▶ **GIVEN INSTRUCTION**:
Each line below either holds the string "this" or doesn't. Count those that do and give only the number.

Saved entries
'''

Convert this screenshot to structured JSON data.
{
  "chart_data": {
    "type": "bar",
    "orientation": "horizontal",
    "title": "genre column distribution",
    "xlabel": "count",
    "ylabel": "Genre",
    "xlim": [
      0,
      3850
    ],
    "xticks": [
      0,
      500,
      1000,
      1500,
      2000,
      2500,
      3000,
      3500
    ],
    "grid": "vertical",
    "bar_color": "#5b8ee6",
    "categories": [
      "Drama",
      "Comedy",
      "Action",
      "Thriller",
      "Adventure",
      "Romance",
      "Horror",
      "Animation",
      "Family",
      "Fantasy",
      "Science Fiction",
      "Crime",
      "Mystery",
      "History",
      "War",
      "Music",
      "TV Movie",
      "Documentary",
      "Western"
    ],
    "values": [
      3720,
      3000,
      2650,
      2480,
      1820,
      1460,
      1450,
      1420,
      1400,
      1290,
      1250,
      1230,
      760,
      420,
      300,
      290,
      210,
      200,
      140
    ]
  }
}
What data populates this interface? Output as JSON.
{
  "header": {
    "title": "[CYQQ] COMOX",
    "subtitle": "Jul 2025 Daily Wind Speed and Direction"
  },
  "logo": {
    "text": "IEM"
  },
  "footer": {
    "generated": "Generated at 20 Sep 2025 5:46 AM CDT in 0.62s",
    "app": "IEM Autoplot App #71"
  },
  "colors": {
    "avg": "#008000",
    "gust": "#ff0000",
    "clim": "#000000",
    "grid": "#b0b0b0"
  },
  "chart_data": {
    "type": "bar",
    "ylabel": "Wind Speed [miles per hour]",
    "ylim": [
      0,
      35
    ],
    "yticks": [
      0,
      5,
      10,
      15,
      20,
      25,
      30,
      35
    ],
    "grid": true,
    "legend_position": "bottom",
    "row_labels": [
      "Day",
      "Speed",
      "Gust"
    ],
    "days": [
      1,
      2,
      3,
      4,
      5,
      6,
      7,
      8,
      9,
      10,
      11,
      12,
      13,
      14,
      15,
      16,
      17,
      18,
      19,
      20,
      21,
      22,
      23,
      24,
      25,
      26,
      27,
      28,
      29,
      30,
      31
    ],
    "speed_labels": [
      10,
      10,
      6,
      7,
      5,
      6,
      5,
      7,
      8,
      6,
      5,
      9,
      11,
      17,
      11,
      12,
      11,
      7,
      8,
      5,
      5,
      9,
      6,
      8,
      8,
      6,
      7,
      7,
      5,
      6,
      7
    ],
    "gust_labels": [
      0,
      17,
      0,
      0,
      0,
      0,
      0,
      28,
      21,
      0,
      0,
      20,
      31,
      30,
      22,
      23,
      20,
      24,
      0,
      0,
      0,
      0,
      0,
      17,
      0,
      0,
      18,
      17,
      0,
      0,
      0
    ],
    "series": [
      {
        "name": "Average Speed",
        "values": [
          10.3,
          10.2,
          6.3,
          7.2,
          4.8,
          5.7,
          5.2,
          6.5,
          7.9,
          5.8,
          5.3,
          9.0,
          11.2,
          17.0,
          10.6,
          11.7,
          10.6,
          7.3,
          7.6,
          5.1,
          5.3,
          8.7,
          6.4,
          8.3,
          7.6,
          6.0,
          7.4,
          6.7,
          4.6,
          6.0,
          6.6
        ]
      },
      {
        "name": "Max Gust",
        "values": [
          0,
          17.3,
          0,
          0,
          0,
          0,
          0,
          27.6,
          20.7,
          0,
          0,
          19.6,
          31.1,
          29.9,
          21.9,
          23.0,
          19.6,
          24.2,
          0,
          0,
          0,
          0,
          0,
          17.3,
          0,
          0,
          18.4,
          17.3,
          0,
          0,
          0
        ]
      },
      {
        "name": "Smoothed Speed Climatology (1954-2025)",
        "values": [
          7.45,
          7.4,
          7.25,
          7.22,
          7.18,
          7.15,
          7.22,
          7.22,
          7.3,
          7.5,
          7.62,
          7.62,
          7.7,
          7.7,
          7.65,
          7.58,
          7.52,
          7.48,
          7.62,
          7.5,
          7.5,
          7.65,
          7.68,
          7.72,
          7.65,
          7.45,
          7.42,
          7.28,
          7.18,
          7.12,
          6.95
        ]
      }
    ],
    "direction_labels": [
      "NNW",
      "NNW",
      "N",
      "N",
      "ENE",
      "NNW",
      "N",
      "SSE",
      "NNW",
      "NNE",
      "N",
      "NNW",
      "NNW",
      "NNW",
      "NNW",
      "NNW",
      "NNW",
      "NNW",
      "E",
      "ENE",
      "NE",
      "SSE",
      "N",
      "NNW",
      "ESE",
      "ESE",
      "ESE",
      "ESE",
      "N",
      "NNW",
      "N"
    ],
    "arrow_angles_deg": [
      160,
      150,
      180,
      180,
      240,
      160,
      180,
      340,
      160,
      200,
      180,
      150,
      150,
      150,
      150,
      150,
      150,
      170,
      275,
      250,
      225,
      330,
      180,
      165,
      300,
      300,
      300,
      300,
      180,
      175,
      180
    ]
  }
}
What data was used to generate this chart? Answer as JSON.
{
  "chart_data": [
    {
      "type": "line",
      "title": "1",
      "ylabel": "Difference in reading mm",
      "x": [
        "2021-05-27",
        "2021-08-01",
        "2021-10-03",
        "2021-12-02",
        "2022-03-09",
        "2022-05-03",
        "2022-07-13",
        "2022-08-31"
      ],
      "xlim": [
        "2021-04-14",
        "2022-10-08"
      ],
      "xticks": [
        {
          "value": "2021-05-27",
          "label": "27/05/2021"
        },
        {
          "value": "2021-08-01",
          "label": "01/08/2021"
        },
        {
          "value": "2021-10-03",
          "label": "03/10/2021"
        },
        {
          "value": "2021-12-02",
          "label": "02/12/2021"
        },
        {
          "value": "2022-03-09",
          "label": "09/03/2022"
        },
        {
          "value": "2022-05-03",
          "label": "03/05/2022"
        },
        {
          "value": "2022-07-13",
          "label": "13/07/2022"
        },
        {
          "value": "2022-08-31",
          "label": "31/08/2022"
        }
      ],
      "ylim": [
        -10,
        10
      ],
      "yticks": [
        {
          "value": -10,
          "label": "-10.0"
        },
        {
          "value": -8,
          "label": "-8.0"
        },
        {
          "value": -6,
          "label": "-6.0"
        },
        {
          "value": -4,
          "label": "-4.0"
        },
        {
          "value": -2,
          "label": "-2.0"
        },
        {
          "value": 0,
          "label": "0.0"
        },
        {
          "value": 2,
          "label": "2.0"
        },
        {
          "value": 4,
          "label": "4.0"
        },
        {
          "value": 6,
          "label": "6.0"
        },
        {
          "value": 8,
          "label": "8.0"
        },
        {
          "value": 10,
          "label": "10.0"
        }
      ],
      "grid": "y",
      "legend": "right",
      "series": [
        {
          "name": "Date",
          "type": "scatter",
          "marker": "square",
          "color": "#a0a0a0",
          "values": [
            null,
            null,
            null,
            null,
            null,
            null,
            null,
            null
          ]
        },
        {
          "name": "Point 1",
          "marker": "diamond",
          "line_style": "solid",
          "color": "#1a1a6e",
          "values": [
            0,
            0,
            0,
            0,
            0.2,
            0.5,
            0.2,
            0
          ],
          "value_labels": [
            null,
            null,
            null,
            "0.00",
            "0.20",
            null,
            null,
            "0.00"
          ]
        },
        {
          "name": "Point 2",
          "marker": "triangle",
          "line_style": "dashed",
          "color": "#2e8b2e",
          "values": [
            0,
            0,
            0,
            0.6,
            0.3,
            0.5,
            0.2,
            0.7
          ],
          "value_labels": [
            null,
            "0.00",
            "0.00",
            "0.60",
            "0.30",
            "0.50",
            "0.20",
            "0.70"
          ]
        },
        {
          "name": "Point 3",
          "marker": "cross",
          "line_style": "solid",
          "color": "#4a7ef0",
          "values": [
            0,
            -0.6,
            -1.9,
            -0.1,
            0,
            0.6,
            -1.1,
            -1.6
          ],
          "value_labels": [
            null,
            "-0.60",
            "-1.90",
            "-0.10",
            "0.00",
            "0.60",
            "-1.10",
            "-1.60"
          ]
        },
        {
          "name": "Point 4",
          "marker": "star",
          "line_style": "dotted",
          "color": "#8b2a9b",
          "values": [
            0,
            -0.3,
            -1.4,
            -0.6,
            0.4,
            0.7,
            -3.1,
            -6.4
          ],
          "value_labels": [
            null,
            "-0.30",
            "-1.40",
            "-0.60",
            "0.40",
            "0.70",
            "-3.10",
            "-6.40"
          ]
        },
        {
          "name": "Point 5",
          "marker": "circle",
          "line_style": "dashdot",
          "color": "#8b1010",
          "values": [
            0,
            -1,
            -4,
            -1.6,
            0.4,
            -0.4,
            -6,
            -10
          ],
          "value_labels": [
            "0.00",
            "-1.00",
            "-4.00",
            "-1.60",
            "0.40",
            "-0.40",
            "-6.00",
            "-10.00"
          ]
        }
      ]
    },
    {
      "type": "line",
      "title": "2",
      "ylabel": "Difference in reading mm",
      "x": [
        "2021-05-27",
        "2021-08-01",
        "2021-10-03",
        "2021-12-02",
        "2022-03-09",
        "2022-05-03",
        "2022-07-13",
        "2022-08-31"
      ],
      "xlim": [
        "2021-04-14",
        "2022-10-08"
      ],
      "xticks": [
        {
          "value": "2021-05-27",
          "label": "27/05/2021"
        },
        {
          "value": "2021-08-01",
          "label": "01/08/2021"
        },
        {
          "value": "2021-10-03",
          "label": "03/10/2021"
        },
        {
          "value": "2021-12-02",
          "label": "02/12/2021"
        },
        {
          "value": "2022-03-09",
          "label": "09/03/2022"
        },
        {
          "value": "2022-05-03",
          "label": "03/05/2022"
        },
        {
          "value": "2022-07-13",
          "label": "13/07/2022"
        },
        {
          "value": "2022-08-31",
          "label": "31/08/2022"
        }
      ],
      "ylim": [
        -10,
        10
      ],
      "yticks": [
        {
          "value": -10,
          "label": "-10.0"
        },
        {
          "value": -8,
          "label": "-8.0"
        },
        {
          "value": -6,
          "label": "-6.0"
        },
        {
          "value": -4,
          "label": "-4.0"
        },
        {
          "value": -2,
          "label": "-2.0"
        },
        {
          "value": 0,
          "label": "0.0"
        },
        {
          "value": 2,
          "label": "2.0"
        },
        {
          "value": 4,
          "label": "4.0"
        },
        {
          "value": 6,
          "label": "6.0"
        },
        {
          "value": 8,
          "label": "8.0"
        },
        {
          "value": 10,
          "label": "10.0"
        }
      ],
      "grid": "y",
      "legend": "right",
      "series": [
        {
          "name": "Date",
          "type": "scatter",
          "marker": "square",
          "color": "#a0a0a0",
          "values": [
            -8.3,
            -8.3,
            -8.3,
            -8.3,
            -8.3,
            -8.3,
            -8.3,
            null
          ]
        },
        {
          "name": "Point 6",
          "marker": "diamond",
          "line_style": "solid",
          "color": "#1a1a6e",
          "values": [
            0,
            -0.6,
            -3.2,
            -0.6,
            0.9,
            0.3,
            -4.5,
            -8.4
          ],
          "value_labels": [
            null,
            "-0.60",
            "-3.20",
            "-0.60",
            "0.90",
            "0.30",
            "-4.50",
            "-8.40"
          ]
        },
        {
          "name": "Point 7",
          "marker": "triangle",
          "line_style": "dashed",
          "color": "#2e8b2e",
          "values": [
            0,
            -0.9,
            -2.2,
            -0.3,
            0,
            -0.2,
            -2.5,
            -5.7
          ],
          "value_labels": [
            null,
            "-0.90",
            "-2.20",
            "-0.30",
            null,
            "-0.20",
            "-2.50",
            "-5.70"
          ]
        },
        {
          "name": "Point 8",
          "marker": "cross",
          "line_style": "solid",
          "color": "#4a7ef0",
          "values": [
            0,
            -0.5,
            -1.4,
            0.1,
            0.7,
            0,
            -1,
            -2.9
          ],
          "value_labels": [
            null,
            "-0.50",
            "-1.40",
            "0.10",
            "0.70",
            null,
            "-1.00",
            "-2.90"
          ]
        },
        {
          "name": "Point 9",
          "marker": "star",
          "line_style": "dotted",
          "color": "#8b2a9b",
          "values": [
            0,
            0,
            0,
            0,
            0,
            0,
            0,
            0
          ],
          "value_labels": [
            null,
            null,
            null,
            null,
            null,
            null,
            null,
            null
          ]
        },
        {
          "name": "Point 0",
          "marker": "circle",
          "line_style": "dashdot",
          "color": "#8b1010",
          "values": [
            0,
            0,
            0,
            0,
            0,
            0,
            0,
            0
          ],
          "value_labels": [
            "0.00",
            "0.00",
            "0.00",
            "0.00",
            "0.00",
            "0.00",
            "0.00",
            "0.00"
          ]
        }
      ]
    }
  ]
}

'''

▶ **EXERCISE OUTPUT**:
3